* _REQUIRED TASK_
In the records below, pick out all lines containing the word "Account".
═════ SOURCE DATA ═════
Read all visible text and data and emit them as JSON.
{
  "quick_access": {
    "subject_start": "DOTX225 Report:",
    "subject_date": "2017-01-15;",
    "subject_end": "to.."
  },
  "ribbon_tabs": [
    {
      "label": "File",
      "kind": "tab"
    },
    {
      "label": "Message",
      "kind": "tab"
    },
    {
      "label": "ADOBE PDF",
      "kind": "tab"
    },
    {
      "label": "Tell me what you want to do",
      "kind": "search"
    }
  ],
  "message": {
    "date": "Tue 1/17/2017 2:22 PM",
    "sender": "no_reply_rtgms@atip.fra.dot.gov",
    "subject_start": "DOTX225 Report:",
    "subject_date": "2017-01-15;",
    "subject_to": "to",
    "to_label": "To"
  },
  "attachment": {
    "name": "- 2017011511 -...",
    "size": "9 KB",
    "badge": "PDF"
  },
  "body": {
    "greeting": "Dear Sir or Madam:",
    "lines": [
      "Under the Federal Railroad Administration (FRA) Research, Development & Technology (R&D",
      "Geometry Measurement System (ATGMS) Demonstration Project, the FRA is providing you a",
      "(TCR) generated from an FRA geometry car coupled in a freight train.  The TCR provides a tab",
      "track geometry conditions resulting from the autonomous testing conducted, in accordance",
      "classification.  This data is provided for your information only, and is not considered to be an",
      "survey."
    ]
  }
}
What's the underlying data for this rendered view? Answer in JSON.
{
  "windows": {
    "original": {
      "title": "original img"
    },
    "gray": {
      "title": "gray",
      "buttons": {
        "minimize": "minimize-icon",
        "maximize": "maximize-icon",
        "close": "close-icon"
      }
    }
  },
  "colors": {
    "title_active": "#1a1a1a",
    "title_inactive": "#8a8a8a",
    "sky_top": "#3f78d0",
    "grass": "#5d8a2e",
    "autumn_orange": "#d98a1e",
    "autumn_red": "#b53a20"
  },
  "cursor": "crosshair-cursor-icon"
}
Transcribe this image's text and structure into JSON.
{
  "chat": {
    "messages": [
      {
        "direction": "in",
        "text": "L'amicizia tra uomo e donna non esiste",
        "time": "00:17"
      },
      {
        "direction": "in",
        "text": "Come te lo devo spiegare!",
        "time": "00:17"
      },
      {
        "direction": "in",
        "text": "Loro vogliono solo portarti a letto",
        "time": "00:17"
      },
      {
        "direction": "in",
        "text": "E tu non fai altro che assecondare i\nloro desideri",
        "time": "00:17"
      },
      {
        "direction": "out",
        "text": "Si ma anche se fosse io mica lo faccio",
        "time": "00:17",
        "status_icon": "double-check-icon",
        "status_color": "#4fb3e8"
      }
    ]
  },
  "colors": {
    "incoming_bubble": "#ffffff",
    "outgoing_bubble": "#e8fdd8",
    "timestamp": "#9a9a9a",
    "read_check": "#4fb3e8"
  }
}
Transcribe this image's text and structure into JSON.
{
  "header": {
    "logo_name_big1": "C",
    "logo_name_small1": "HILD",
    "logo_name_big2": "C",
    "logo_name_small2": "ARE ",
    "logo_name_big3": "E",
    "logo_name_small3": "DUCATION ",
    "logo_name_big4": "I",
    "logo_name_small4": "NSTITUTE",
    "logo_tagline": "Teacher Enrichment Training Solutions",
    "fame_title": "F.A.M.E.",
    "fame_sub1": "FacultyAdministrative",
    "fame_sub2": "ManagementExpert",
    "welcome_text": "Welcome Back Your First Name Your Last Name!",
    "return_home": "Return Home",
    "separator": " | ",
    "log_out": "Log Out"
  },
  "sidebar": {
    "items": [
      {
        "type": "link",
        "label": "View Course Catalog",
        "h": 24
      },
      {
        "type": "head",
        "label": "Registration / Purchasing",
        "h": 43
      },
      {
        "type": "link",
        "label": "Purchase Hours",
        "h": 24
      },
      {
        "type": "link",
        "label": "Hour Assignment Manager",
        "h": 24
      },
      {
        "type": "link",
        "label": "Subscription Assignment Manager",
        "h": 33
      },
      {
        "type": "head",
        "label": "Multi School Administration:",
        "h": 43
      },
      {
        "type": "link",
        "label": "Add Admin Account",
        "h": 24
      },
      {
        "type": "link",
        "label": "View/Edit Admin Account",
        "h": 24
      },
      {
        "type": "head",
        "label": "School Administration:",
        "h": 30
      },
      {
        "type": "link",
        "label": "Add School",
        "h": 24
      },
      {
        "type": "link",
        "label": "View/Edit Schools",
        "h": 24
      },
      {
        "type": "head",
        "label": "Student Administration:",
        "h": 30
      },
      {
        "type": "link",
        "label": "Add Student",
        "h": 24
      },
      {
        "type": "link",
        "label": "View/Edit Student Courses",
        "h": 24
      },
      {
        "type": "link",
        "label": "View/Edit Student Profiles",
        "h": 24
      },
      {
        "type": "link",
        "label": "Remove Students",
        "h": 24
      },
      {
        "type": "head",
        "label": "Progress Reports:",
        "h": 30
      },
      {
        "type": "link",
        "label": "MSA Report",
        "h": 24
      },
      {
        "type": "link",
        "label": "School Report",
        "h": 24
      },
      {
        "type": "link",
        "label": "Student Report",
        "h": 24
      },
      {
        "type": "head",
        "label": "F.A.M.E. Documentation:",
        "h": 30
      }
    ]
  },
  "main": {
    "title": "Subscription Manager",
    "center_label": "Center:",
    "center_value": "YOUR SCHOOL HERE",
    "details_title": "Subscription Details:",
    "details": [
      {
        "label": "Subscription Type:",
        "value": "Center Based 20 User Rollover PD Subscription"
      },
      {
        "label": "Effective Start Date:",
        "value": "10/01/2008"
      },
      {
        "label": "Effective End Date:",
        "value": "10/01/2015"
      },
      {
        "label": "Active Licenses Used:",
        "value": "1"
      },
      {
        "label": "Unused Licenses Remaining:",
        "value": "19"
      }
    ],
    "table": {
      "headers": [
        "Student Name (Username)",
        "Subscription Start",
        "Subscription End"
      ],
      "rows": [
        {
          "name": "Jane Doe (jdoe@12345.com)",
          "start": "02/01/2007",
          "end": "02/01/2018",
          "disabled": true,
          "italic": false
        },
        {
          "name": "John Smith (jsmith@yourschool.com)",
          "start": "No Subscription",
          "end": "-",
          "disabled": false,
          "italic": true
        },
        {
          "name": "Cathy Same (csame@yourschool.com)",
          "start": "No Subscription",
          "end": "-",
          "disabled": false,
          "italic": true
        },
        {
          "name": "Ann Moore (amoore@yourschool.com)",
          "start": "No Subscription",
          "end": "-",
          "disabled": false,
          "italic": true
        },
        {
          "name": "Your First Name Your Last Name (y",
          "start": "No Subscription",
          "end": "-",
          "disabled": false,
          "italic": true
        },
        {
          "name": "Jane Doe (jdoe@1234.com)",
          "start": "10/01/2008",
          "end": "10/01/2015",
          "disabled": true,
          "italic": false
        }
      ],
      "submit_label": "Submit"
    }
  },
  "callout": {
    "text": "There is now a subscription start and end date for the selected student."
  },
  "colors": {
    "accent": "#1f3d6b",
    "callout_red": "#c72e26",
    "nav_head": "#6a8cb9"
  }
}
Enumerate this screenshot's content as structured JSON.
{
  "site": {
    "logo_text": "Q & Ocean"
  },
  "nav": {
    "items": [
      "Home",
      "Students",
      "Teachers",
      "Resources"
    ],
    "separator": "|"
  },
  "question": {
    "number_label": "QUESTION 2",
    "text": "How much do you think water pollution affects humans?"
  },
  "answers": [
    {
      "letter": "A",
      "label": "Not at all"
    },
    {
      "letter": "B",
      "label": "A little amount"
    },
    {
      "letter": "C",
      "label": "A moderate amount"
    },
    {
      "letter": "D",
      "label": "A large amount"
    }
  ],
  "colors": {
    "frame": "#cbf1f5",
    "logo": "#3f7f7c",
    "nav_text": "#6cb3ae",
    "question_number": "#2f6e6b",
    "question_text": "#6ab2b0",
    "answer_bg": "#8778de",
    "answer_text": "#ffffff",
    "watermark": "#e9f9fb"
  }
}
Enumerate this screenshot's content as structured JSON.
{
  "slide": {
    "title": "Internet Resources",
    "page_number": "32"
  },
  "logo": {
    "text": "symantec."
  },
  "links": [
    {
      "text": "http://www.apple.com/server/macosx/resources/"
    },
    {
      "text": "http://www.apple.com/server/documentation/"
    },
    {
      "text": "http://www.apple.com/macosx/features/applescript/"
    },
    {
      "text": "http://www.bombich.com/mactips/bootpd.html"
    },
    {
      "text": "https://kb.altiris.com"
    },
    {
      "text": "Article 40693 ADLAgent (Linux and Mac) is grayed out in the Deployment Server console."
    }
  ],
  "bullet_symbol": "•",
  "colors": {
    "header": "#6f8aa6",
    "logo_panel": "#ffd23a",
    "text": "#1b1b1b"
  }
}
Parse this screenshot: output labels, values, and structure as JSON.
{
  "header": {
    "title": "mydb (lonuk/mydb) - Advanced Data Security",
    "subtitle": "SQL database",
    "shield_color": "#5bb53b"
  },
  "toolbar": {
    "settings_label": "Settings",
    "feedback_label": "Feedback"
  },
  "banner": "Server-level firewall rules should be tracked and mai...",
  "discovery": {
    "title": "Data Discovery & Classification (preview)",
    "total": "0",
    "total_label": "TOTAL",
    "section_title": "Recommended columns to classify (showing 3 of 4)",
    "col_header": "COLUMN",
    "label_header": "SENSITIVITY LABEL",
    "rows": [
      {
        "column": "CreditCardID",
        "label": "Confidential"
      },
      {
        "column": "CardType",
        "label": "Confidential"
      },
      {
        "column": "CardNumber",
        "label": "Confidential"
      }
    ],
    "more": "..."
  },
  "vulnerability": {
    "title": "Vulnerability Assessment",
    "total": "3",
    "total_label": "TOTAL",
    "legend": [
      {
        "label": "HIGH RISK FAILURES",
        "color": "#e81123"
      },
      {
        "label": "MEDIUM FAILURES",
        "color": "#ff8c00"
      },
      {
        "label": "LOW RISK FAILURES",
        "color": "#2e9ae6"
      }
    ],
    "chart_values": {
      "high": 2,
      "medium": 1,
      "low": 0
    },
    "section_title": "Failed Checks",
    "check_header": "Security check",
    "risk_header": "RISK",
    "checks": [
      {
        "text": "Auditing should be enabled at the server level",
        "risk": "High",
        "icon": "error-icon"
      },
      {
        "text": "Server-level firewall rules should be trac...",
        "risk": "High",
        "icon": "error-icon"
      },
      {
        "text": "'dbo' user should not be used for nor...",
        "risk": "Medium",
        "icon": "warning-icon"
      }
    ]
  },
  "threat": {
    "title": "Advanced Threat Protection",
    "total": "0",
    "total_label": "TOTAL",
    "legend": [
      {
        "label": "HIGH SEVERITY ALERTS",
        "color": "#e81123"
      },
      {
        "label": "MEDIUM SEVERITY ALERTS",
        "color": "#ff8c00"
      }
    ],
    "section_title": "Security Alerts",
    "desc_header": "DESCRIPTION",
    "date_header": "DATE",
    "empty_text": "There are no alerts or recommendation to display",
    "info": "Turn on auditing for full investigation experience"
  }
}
═════
* _EXPECTED ANSWER_
        "label": "Add Admin Account",
        "label": "View/Edit Admin Account",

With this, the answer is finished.